EXERCISE —
Your task is to copy each line that has the word "this".

Items from a dataset:

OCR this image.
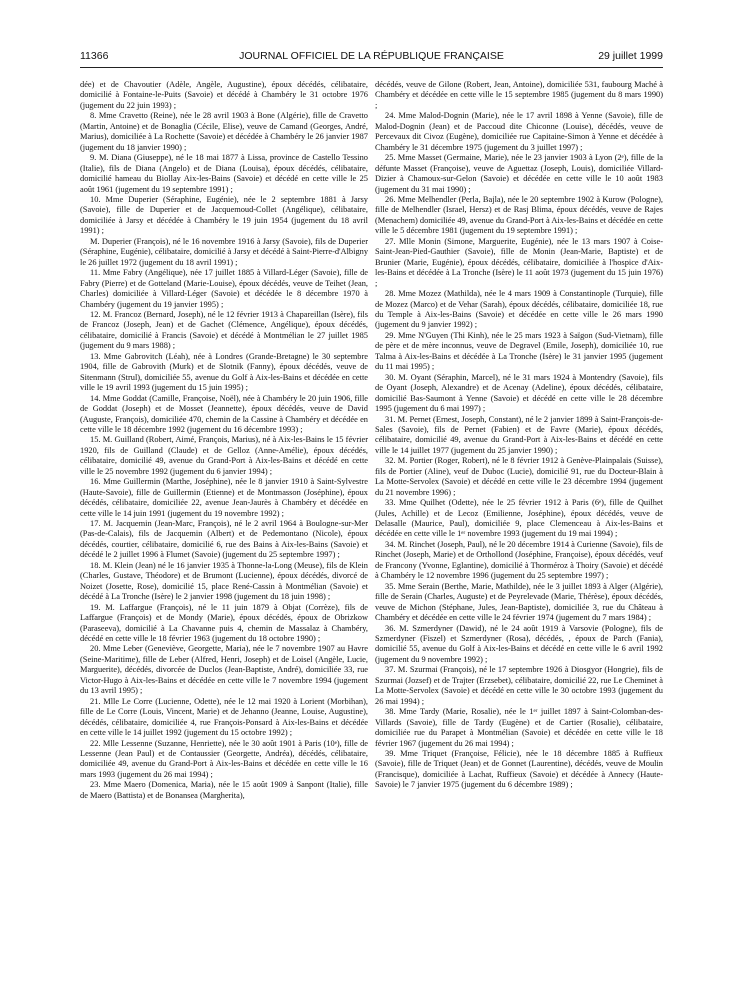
11366	JOURNAL OFFICIEL DE LA RÉPUBLIQUE FRANÇAISE	29 juillet 1999

dée) et de Chavoutier (Adèle, Angèle, Augustine), époux décédés, célibataire, domicilié à Fontaine-le-Puits (Savoie) et décédé à Chambéry le 31 octobre 1976 (jugement du 22 juin 1993) ;

8. Mme Cravetto (Reine), née le 28 avril 1903 à Bone (Algérie), fille de Cravetto (Martin, Antoine) et de Bonaglia (Cécile, Elise), veuve de Camand (Georges, André, Marius), domiciliée à La Rochette (Savoie) et décédée à Chambéry le 26 janvier 1987 (jugement du 18 janvier 1990) ;

9. M. Diana (Giuseppe), né le 18 mai 1877 à Lissa, province de Castello Tessino (Italie), fils de Diana (Angelo) et de Diana (Louisa), époux décédés, célibataire, domicilié hameau du Biollay Aix-les-Bains (Savoie) et décédé en cette ville le 25 août 1961 (jugement du 19 septembre 1991) ;

10. Mme Duperier (Séraphine, Eugénie), née le 2 septembre 1881 à Jarsy (Savoie), fille de Duperier et de Jacquemoud-Collet (Angélique), célibataire, domiciliée à Jarsy et décédée à Chambéry le 19 juin 1954 (jugement du 18 avril 1991) ;

M. Duperier (François), né le 16 novembre 1916 à Jarsy (Savoie), fils de Duperier (Séraphine, Eugénie), célibataire, domicilié à Jarsy et décédé à Saint-Pierre-d'Albigny le 26 juillet 1972 (jugement du 18 avril 1991) ;

11. Mme Fabry (Angélique), née 17 juillet 1885 à Villard-Léger (Savoie), fille de Fabry (Pierre) et de Gotteland (Marie-Louise), époux décédés, veuve de Teihet (Jean, Charles) domiciliée à Villard-Léger (Savoie) et décédée le 8 décembre 1970 à Chambéry (jugement du 19 janvier 1995) ;

12. M. Francoz (Bernard, Joseph), né le 12 février 1913 à Chapareillan (Isère), fils de Francoz (Joseph, Jean) et de Gachet (Clémence, Angélique), époux décédés, célibataire, domicilié à Francis (Savoie) et décédé à Montmélian le 27 juillet 1985 (jugement du 9 mars 1988) ;

13. Mme Gabrovitch (Léah), née à Londres (Grande-Bretagne) le 30 septembre 1904, fille de Gabrovith (Murk) et de Slotnik (Fanny), époux décédés, veuve de Sitenmann (Strul), domiciliée 55, avenue du Golf à Aix-les-Bains et décédée en cette ville le 19 avril 1993 (jugement du 15 juin 1995) ;

14. Mme Goddat (Camille, Françoise, Noël), née à Chambéry le 20 juin 1906, fille de Goddat (Joseph) et de Mosset (Jeannette), époux décédés, veuve de David (Auguste, François), domiciliée 470, chemin de la Cassine à Chambéry et décédée en cette ville le 18 décembre 1992 (jugement du 16 décembre 1993) ;

15. M. Guilland (Robert, Aimé, François, Marius), né à Aix-les-Bains le 15 février 1920, fils de Guilland (Claude) et de Gelloz (Anne-Amélie), époux décédés, célibataire, domicilié 49, avenue du Grand-Port à Aix-les-Bains et décédé en cette ville le 25 novembre 1992 (jugement du 6 janvier 1994) ;

16. Mme Guillermin (Marthe, Joséphine), née le 8 janvier 1910 à Saint-Sylvestre (Haute-Savoie), fille de Guillermin (Etienne) et de Montmasson (Joséphine), époux décédés, célibataire, domiciliée 22, avenue Jean-Jaurès à Chambéry et décédée en cette ville le 14 juin 1991 (jugement du 19 novembre 1992) ;

17. M. Jacquemin (Jean-Marc, François), né le 2 avril 1964 à Boulogne-sur-Mer (Pas-de-Calais), fils de Jacquemin (Albert) et de Pedemontano (Nicole), époux décédés, courtier, célibataire, domicilié 6, rue des Bains à Aix-les-Bains (Savoie) et décédé le 2 juillet 1996 à Flumet (Savoie) (jugement du 25 septembre 1997) ;

18. M. Klein (Jean) né le 16 janvier 1935 à Thonne-la-Long (Meuse), fils de Klein (Charles, Gustave, Théodore) et de Brumont (Lucienne), époux décédés, divorcé de Noizet (Josette, Rose), domicilié 15, place René-Cassin à Montmélian (Savoie) et décédé à La Tronche (Isère) le 2 janvier 1998 (jugement du 18 juin 1998) ;

19. M. Laffargue (François), né le 11 juin 1879 à Objat (Corrèze), fils de Laffargue (François) et de Mondy (Marie), époux décédés, époux de Obrizkow (Paraseeva), domicilié à La Chavanne puis 4, chemin de Massalaz à Chambéry, décédé en cette ville le 18 février 1963 (jugement du 18 octobre 1990) ;

20. Mme Leber (Geneviève, Georgette, Maria), née le 7 novembre 1907 au Havre (Seine-Maritime), fille de Leber (Alfred, Henri, Joseph) et de Loisel (Angèle, Lucie, Marguerite), décédés, divorcée de Duclos (Jean-Baptiste, André), domiciliée 33, rue Victor-Hugo à Aix-les-Bains et décédée en cette ville le 7 novembre 1994 (jugement du 13 avril 1995) ;

21. Mlle Le Corre (Lucienne, Odette), née le 12 mai 1920 à Lorient (Morbihan), fille de Le Corre (Louis, Vincent, Marie) et de Jehanno (Jeanne, Louise, Augustine), décédés, célibataire, domiciliée 4, rue François-Ponsard à Aix-les-Bains et décédée en cette ville le 14 juillet 1992 (jugement du 15 octobre 1992) ;

22. Mlle Lessenne (Suzanne, Henriette), née le 30 août 1901 à Paris (10ᵉ), fille de Lessenne (Jean Paul) et de Contaussier (Georgette, Andréa), décédés, célibataire, domiciliée 49, avenue du Grand-Port à Aix-les-Bains et décédée en cette ville le 16 mars 1993 (jugement du 26 mai 1994) ;

23. Mme Maero (Domenica, Maria), née le 15 août 1909 à Sanpont (Italie), fille de Maero (Battista) et de Bonansea (Margherita),

décédés, veuve de Gilone (Robert, Jean, Antoine), domiciliée 531, faubourg Maché à Chambéry et décédée en cette ville le 15 septembre 1985 (jugement du 8 mars 1990) ;

24. Mme Malod-Dognin (Marie), née le 17 avril 1898 à Yenne (Savoie), fille de Malod-Dognin (Jean) et de Paccoud dite Chiconne (Louise), décédés, veuve de Percevaux dit Civoz (Eugène), domiciliée rue Capitaine-Simon à Yenne et décédée à Chambéry le 31 décembre 1975 (jugement du 3 juillet 1997) ;

25. Mme Masset (Germaine, Marie), née le 23 janvier 1903 à Lyon (2ᵉ), fille de la défunte Masset (Françoise), veuve de Aguettaz (Joseph, Louis), domiciliée Villard-Dizier à Chamoux-sur-Gelon (Savoie) et décédée en cette ville le 10 août 1983 (jugement du 31 mai 1990) ;

26. Mme Melhendler (Perla, Bajla), née le 20 septembre 1902 à Kurow (Pologne), fille de Melhendler (Israel, Hersz) et de Rasj Blima, époux décédés, veuve de Rajes (Menachem) domiciliée 49, avenue du Grand-Port à Aix-les-Bains et décédée en cette ville le 5 décembre 1981 (jugement du 19 septembre 1991) ;

27. Mlle Monin (Simone, Marguerite, Eugénie), née le 13 mars 1907 à Coise-Saint-Jean-Pied-Gauthier (Savoie), fille de Monin (Jean-Marie, Baptiste) et de Brunier (Marie, Eugénie), époux décédés, célibataire, domiciliée à l'hospice d'Aix-les-Bains et décédée à La Tronche (Isère) le 11 août 1973 (jugement du 15 juin 1976) ;

28. Mme Mozez (Mathilda), née le 4 mars 1909 à Constantinople (Turquie), fille de Mozez (Marco) et de Vehar (Sarah), époux décédés, célibataire, domiciliée 18, rue du Temple à Aix-les-Bains (Savoie) et décédée en cette ville le 26 mars 1990 (jugement du 9 janvier 1992) ;

29. Mme N'Guyen (Thi Kinh), née le 25 mars 1923 à Saïgon (Sud-Vietnam), fille de père et de mère inconnus, veuve de Degravel (Emile, Joseph), domiciliée 10, rue Talma à Aix-les-Bains et décédée à La Tronche (Isère) le 31 janvier 1995 (jugement du 11 mai 1995) ;

30. M. Oyant (Séraphin, Marcel), né le 31 mars 1924 à Montendry (Savoie), fils de Oyant (Joseph, Alexandre) et de Acenay (Adeline), époux décédés, célibataire, domicilié Bas-Saumont à Yenne (Savoie) et décédé en cette ville le 28 décembre 1995 (jugement du 6 mai 1997) ;

31. M. Pernet (Ernest, Joseph, Constant), né le 2 janvier 1899 à Saint-François-de-Sales (Savoie), fils de Pernet (Fabien) et de Favre (Marie), époux décédés, célibataire, domicilié 49, avenue du Grand-Port à Aix-les-Bains et décédé en cette ville le 14 juillet 1977 (jugement du 25 janvier 1990) ;

32. M. Portier (Roger, Robert), né le 8 février 1912 à Genève-Plainpalais (Suisse), fils de Portier (Aline), veuf de Duboc (Lucie), domicilié 91, rue du Docteur-Blain à La Motte-Servolex (Savoie) et décédé en cette ville le 23 décembre 1994 (jugement du 21 novembre 1996) ;

33. Mme Quilhet (Odette), née le 25 février 1912 à Paris (6ᵉ), fille de Quilhet (Jules, Achille) et de Lecoz (Emilienne, Joséphine), époux décédés, veuve de Delasalle (Maurice, Paul), domiciliée 9, place Clemenceau à Aix-les-Bains et décédée en cette ville le 1ᵉʳ novembre 1993 (jugement du 19 mai 1994) ;

34. M. Rinchet (Joseph, Paul), né le 20 décembre 1914 à Curienne (Savoie), fils de Rinchet (Joseph, Marie) et de Orthollond (Joséphine, Françoise), époux décédés, veuf de Francony (Yvonne, Eglantine), domicilié à Thorméroz à Thoiry (Savoie) et décédé à Chambéry le 12 novembre 1996 (jugement du 25 septembre 1997) ;

35. Mme Serain (Berthe, Marie, Mathilde), née le 3 juillet 1893 à Alger (Algérie), fille de Serain (Charles, Auguste) et de Peyrelevade (Marie, Thérèse), époux décédés, veuve de Michon (Stéphane, Jules, Jean-Baptiste), domiciliée 3, rue du Château à Chambéry et décédée en cette ville le 24 février 1974 (jugement du 7 mars 1984) ;

36. M. Szmerdyner (Dawid), né le 24 août 1919 à Varsovie (Pologne), fils de Szmerdyner (Fiszel) et Szmerdyner (Rosa), décédés, , époux de Parch (Fania), domicilié 55, avenue du Golf à Aix-les-Bains et décédé en cette ville le 6 avril 1992 (jugement du 9 novembre 1992) ;

37. M. Szurmai (François), né le 17 septembre 1926 à Diosgyor (Hongrie), fils de Szurmai (Jozsef) et de Trajter (Erzsebet), célibataire, domicilié 22, rue Le Cheminet à La Motte-Servolex (Savoie) et décédé en cette ville le 30 octobre 1993 (jugement du 26 mai 1994) ;

38. Mme Tardy (Marie, Rosalie), née le 1ᵉʳ juillet 1897 à Saint-Colomban-des-Villards (Savoie), fille de Tardy (Eugène) et de Cartier (Rosalie), célibataire, domiciliée rue du Parapet à Montmélian (Savoie) et décédée en cette ville le 18 février 1967 (jugement du 26 mai 1994) ;

39. Mme Triquet (Françoise, Félicie), née le 18 décembre 1885 à Ruffieux (Savoie), fille de Triquet (Jean) et de Gonnet (Laurentine), décédés, veuve de Moulin (Francisque), domiciliée à Lachat, Ruffieux (Savoie) et décédée à Annecy (Haute-Savoie) le 7 janvier 1975 (jugement du 6 décembre 1989) ;
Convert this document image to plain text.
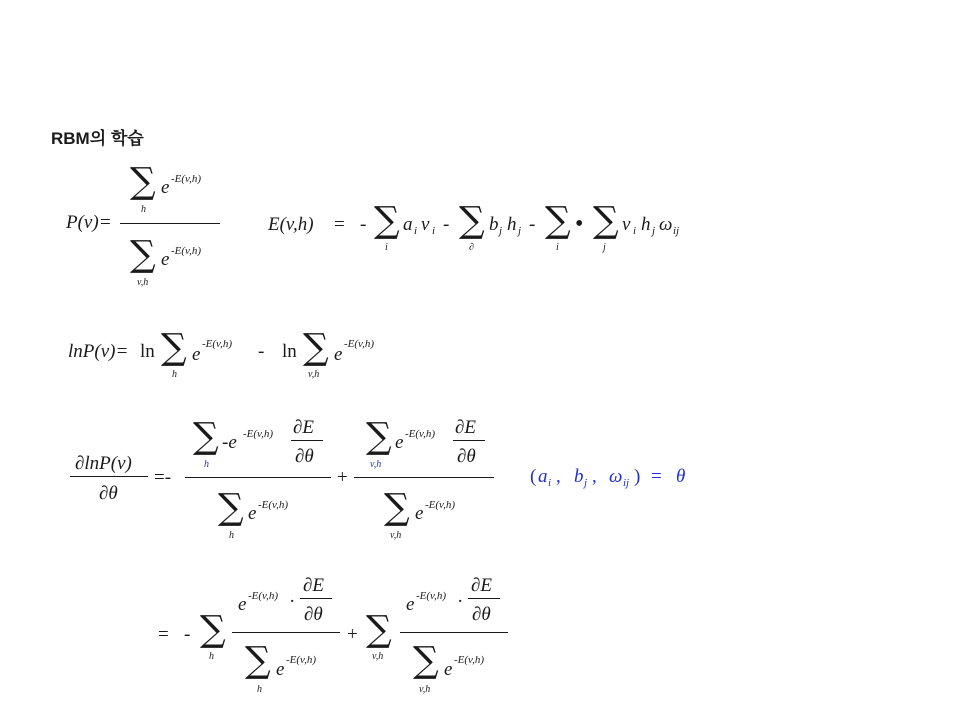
RBM의 학습
P(v)=
∑
h
e -E(v,h)
∑
v,h
e -E(v,h)
E(v,h) = - ∑
i
a i v i - ∑
∂
b j h j - ∑
i
• ∑
j
v i h j ω ij
lnP(v)= ln ∑
h
e -E(v,h) - ln ∑
v,h
e -E(v,h)
∂lnP(v)
∂θ
=-
∑
h
-e -E(v,h) ∂E
∂θ
∑
h
e -E(v,h)
+
∑
v,h
e -E(v,h) ∂E
∂θ
∑
v,h
e -E(v,h)
( a i , b j , ω ij ) = θ
= - ∑
h
e -E(v,h) ·
∂E
∂θ
∑
h
e -E(v,h)
+ ∑
v,h
e -E(v,h) ·
∂E
∂θ
∑
v,h
e -E(v,h)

SOLUTION —
OCR this image.
Convert this document image to plain text.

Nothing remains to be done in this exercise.